Goal: Identify and reproduce every line holding the string "document".

Stored records:
● ● ●

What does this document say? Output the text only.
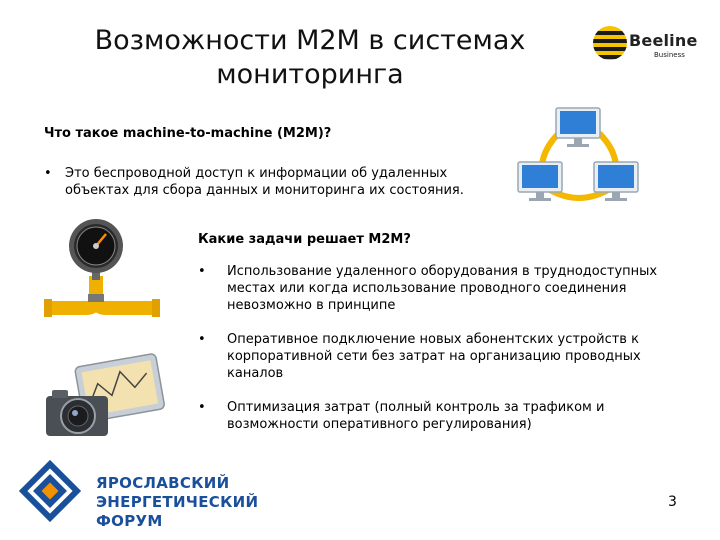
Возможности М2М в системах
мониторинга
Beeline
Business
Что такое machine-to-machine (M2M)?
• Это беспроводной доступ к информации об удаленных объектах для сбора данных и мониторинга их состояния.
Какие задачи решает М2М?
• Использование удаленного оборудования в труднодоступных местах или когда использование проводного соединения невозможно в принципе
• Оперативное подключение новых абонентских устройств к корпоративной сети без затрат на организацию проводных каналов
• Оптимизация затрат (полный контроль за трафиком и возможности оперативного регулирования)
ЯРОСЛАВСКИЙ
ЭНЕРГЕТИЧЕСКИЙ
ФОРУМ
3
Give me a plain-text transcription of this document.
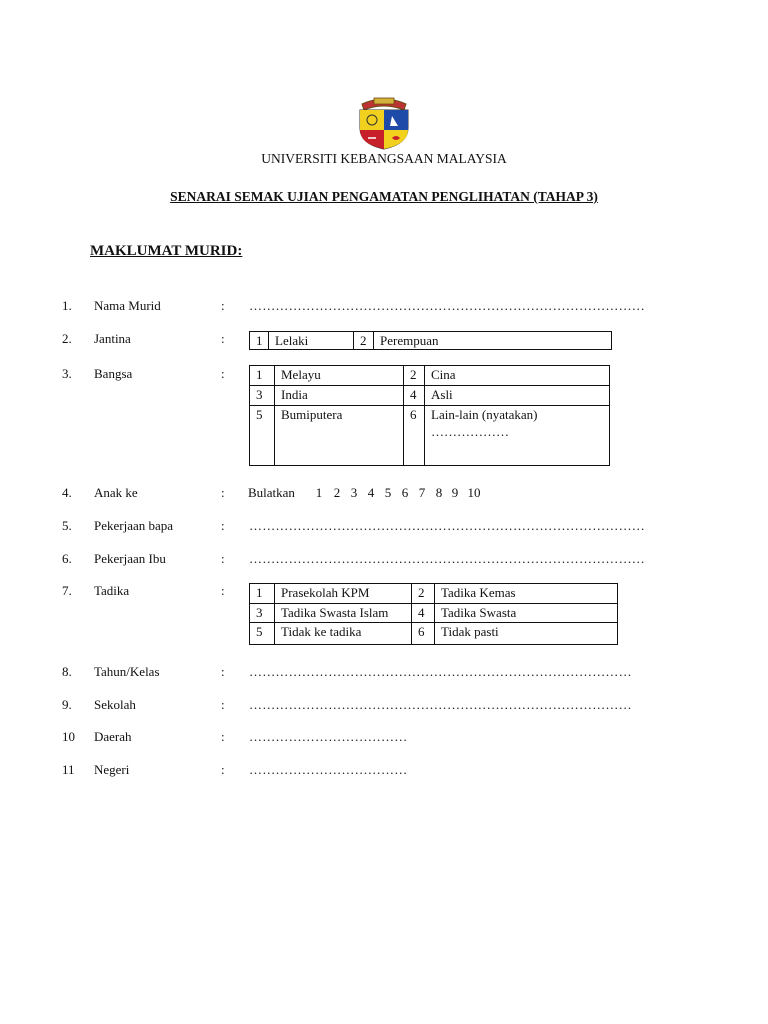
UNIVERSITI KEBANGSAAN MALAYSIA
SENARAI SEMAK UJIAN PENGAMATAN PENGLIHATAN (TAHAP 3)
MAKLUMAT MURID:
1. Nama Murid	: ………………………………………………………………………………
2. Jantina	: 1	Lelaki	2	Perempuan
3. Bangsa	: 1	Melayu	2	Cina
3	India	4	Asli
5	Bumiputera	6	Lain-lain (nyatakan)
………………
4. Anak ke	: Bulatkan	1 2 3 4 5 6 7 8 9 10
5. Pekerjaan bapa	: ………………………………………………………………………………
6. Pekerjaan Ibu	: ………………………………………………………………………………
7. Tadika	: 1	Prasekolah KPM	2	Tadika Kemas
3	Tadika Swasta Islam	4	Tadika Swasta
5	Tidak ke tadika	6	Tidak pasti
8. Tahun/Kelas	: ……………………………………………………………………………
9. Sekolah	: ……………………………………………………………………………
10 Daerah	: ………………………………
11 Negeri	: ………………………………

● ● ●

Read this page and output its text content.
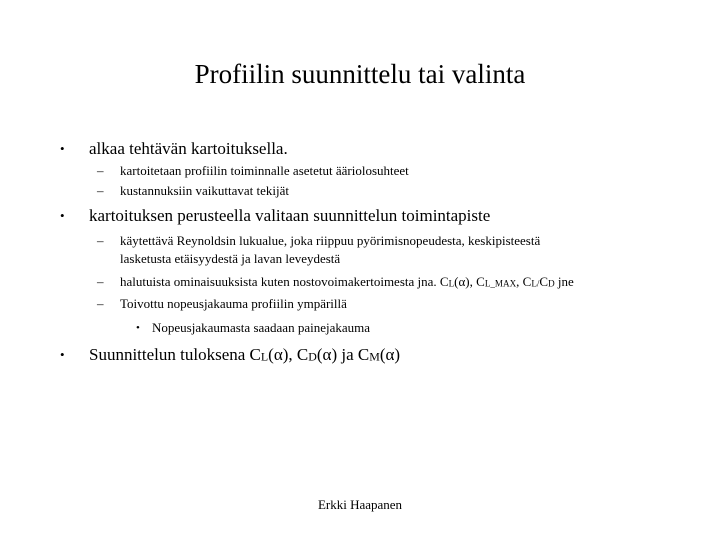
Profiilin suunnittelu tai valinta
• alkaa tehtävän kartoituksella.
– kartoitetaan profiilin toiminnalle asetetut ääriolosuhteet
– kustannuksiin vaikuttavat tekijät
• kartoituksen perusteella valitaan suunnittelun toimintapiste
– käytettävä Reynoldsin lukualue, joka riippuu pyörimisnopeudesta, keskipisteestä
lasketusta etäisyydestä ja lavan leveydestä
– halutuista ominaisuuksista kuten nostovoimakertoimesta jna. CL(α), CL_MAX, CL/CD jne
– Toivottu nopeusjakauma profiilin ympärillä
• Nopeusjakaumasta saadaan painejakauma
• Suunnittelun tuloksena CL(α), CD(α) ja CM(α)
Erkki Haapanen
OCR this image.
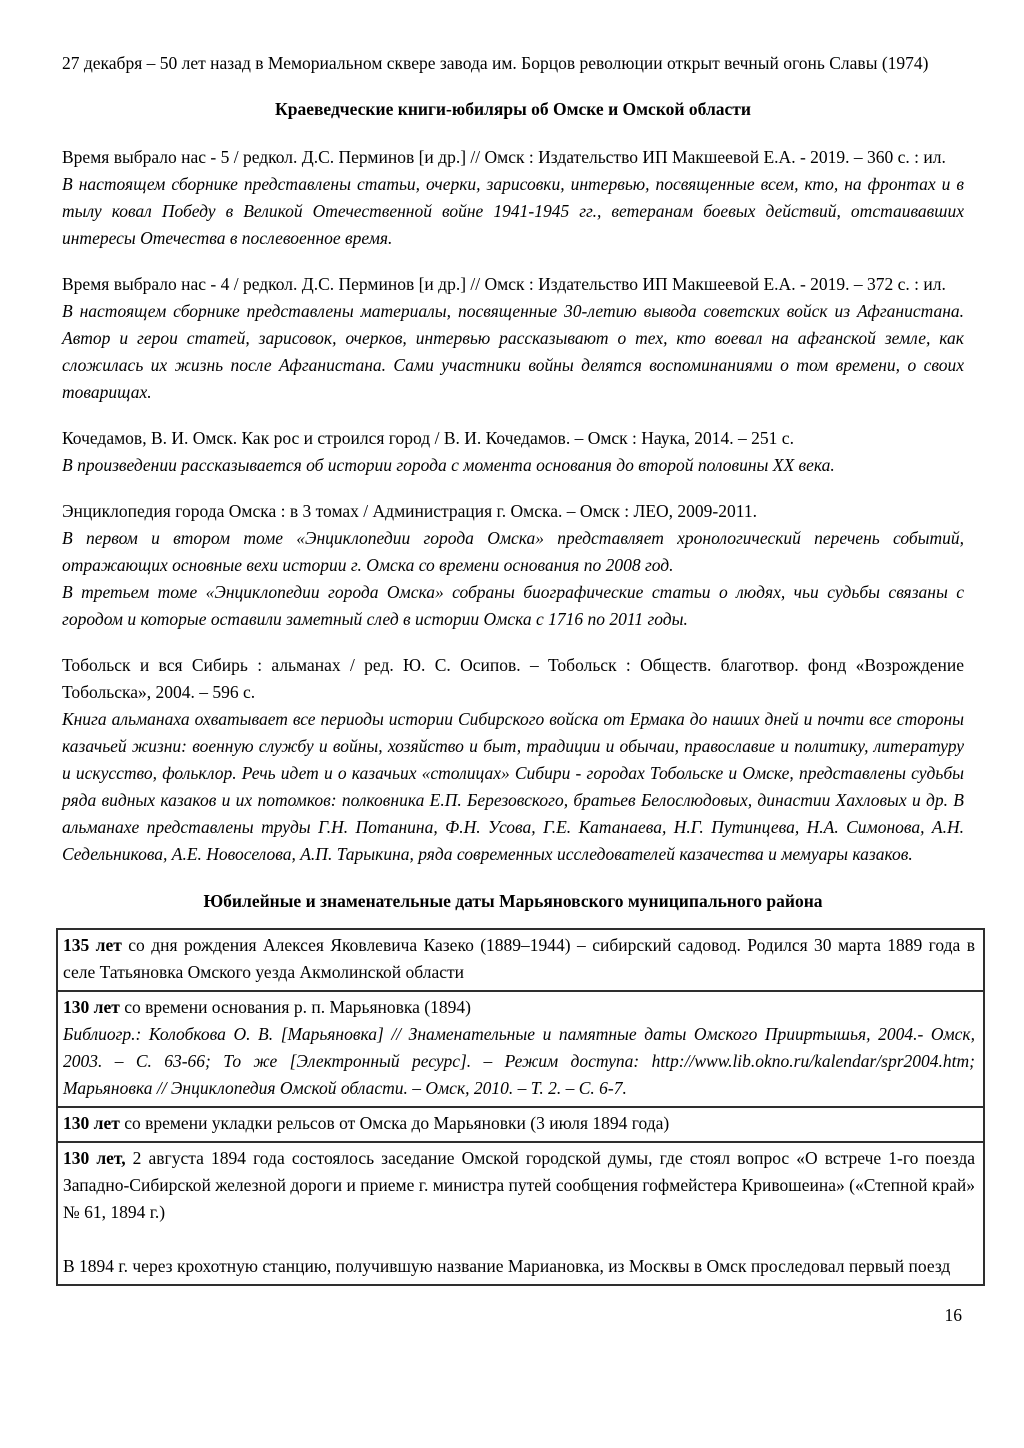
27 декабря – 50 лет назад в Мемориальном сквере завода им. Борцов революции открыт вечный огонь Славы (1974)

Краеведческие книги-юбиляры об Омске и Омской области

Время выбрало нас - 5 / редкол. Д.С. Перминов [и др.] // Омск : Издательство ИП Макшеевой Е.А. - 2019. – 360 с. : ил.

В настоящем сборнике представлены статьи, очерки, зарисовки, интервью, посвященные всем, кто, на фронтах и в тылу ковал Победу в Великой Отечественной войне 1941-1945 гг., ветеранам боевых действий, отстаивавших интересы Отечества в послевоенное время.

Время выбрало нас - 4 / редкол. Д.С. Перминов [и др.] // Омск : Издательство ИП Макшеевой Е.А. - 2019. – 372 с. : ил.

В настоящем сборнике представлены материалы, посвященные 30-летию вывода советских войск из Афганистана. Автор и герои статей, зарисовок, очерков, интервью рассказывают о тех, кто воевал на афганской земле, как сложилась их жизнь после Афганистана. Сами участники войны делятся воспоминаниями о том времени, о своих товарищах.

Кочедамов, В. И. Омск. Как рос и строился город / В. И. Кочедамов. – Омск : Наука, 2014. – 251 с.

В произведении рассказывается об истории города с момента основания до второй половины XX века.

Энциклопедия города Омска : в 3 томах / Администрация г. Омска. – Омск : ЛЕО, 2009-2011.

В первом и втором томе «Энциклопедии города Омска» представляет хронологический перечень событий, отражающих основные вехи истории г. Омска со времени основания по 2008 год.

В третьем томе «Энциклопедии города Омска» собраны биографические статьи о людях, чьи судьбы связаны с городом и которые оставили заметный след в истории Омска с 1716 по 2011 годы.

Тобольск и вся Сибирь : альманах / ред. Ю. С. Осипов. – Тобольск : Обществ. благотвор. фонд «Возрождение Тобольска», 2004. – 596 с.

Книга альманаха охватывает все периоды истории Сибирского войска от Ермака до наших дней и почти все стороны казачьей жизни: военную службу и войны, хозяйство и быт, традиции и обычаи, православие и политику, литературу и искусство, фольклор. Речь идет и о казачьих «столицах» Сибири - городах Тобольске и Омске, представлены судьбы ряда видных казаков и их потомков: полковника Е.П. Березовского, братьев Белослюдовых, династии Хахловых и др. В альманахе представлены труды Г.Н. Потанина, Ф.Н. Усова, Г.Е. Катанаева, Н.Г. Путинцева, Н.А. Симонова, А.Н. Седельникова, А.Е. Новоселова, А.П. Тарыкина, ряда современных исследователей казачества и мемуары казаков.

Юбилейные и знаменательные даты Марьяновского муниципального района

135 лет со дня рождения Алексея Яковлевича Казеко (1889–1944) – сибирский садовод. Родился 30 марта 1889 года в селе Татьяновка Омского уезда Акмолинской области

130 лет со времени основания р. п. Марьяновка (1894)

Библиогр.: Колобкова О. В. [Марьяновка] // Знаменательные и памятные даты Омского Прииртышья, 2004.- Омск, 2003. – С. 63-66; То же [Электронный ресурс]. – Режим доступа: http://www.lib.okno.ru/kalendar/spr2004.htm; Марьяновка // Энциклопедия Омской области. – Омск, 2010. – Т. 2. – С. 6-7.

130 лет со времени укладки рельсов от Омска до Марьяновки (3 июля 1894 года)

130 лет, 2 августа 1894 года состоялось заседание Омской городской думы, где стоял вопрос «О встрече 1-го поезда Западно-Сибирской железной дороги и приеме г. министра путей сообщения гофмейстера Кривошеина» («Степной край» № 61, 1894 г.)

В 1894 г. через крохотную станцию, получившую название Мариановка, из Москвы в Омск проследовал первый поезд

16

● ● ●

Solution:
What does this document say? Output the text only.
Give me a plain-text transcription of this document.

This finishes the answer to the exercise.